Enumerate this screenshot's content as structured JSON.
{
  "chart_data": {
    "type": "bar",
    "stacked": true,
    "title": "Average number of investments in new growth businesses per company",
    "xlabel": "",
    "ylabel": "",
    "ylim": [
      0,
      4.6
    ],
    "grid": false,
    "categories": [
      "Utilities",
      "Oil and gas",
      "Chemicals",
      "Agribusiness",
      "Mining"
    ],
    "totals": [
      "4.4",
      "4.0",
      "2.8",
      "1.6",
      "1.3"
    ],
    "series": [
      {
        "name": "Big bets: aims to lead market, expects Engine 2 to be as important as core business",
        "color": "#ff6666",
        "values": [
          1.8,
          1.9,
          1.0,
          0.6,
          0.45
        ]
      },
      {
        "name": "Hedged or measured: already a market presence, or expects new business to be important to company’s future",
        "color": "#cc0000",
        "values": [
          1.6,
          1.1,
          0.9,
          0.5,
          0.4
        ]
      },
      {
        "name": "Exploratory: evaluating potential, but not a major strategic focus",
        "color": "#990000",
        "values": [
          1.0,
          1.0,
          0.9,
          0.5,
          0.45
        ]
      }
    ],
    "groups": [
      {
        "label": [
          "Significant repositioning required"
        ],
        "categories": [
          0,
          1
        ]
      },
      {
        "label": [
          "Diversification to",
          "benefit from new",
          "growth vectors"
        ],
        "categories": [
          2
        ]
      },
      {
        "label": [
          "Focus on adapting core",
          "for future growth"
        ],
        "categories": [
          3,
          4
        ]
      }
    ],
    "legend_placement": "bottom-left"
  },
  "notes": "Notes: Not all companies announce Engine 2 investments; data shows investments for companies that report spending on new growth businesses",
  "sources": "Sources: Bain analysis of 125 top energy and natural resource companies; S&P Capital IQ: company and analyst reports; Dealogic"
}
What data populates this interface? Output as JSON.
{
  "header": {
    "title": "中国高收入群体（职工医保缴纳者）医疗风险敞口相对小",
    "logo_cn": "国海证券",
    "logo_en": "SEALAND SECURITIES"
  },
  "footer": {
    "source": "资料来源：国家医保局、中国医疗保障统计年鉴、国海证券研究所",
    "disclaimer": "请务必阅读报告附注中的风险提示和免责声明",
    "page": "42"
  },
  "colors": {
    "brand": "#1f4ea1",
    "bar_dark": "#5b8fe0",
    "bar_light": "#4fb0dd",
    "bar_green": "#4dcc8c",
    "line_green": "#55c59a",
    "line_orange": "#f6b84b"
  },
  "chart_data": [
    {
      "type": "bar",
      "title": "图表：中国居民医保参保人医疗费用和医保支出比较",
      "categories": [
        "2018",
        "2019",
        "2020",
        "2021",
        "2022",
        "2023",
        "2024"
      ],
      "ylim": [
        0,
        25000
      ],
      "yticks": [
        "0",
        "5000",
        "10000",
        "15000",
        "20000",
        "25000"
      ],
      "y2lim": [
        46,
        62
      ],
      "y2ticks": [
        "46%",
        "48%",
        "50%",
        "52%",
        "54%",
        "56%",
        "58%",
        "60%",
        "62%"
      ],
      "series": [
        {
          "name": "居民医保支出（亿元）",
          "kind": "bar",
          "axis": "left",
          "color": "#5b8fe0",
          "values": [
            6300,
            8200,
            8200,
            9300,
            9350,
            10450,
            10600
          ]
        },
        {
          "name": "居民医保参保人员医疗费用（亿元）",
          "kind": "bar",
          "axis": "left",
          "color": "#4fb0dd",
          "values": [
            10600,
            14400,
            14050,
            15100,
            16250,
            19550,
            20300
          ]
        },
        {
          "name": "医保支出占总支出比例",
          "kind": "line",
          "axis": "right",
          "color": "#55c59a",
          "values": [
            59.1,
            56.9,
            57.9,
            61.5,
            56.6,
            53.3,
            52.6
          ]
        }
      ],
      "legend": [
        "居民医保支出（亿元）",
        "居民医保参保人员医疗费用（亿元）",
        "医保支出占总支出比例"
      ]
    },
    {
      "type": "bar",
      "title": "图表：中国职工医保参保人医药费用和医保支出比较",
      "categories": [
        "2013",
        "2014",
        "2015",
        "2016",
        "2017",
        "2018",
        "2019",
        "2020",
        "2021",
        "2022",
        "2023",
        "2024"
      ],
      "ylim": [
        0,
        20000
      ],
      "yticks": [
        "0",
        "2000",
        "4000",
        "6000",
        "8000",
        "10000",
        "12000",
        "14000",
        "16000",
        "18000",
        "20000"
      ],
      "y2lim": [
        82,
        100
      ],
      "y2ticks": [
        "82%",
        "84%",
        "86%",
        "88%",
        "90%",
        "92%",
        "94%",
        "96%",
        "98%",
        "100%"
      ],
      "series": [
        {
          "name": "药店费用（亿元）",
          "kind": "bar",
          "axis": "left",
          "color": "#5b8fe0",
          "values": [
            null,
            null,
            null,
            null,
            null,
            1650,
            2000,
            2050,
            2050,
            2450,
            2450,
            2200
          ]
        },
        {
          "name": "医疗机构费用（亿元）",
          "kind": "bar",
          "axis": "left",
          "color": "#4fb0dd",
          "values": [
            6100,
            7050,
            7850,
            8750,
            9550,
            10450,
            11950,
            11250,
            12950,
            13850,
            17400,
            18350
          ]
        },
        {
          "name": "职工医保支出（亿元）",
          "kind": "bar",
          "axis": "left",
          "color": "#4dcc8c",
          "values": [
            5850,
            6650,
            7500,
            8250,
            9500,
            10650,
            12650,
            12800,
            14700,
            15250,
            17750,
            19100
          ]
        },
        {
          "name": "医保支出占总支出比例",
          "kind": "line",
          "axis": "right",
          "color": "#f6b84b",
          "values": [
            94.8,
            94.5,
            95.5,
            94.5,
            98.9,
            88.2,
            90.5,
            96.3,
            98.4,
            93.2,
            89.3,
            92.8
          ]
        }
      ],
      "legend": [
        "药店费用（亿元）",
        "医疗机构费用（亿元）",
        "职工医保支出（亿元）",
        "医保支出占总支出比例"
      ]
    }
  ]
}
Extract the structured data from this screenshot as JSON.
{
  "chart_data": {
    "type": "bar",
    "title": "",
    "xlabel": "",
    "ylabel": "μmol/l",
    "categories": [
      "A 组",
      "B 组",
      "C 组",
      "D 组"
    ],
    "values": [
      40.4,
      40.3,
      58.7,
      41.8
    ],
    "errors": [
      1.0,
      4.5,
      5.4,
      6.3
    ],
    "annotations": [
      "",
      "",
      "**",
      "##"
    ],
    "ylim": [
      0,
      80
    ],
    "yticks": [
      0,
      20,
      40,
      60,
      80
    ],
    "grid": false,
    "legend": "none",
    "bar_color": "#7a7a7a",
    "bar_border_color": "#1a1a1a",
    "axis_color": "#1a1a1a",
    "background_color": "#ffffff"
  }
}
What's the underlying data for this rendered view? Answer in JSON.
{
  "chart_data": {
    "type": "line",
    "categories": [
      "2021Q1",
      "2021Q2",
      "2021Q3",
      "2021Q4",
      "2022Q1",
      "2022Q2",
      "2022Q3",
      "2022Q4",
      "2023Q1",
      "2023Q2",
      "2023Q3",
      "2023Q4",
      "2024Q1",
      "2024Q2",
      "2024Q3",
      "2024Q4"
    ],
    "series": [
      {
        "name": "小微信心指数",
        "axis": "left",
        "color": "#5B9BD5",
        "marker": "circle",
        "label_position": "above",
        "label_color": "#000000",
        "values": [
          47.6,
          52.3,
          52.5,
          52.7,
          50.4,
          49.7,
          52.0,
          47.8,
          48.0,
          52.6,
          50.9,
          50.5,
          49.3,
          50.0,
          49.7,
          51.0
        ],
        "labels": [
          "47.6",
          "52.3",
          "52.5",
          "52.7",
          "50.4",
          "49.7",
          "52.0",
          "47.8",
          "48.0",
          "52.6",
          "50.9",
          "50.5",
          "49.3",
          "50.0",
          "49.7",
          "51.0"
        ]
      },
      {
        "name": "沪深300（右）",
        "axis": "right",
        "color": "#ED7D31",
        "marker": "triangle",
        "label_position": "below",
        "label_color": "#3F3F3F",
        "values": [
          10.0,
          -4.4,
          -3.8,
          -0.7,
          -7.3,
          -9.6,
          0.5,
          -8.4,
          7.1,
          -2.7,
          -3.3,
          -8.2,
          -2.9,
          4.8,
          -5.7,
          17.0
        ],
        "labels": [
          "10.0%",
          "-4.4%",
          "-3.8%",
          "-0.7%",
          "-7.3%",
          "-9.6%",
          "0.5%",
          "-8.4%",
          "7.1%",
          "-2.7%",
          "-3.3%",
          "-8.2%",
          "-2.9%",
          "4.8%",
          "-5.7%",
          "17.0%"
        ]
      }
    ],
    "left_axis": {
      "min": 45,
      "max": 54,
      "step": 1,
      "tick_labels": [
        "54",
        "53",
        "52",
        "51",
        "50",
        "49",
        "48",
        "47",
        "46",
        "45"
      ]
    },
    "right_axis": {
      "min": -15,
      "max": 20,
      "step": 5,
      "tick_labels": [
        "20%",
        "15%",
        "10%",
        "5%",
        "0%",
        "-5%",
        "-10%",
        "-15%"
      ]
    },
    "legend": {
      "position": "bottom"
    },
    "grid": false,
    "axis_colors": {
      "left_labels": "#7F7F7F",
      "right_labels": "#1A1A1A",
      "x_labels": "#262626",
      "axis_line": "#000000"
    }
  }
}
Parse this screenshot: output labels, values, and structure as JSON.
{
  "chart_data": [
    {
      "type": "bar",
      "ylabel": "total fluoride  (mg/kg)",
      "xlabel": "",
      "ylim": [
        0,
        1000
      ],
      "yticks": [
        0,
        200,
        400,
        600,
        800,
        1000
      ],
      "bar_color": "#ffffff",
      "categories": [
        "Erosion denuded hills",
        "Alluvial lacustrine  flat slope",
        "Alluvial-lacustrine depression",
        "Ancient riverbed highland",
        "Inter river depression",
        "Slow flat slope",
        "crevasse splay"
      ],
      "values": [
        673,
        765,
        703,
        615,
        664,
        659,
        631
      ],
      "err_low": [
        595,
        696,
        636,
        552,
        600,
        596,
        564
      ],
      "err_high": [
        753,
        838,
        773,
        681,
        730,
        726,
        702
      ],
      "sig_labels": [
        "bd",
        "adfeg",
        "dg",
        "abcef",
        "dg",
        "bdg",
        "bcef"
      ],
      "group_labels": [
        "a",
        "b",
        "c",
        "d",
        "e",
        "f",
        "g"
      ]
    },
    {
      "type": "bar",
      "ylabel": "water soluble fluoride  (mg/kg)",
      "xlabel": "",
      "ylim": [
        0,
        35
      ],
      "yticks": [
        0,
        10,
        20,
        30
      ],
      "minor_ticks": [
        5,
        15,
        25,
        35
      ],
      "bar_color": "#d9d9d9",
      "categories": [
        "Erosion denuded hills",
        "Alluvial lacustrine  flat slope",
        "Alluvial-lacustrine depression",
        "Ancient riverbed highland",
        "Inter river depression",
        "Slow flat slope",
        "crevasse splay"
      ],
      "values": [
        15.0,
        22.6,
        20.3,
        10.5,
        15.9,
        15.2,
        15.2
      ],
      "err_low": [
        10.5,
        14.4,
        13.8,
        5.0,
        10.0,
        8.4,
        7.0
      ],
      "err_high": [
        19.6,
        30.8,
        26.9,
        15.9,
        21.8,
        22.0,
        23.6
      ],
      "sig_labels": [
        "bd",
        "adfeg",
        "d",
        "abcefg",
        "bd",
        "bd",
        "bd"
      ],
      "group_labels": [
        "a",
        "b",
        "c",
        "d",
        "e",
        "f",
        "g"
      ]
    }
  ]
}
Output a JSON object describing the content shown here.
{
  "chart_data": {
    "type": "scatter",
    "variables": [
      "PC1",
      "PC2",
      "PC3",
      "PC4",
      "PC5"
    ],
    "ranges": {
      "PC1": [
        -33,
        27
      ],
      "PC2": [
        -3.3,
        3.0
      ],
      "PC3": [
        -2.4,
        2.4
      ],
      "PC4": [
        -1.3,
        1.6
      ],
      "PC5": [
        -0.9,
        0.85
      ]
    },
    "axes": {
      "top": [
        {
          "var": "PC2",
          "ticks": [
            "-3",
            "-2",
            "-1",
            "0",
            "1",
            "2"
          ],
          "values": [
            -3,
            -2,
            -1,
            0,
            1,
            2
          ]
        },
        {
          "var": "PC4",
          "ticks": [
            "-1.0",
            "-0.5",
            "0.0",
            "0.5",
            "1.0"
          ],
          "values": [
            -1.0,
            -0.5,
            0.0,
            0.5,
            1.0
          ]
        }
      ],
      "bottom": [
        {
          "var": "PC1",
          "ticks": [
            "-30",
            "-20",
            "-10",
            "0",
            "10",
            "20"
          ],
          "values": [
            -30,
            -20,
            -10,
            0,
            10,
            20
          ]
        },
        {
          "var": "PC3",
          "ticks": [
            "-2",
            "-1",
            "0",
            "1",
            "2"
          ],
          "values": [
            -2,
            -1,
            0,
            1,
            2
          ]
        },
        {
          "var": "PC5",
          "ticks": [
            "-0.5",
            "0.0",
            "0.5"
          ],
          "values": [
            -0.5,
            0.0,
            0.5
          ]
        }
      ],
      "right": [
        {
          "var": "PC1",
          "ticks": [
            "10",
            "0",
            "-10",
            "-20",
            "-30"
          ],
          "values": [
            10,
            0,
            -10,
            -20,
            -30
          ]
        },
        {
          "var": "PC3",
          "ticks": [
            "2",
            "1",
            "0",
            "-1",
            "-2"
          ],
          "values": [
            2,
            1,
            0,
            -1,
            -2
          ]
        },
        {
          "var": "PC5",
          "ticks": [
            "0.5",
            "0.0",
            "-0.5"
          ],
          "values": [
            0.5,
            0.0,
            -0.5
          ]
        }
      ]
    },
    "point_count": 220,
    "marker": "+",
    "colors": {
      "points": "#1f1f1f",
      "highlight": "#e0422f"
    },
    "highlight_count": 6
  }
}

Given request. Reproduce each line of the entries in which the word "investments" is found.

The result.
    "title": "Average number of investments in new growth businesses per company",
  "notes": "Notes: Not all companies announce Engine 2 investments; data shows investments for companies that report spending on new growth businesses",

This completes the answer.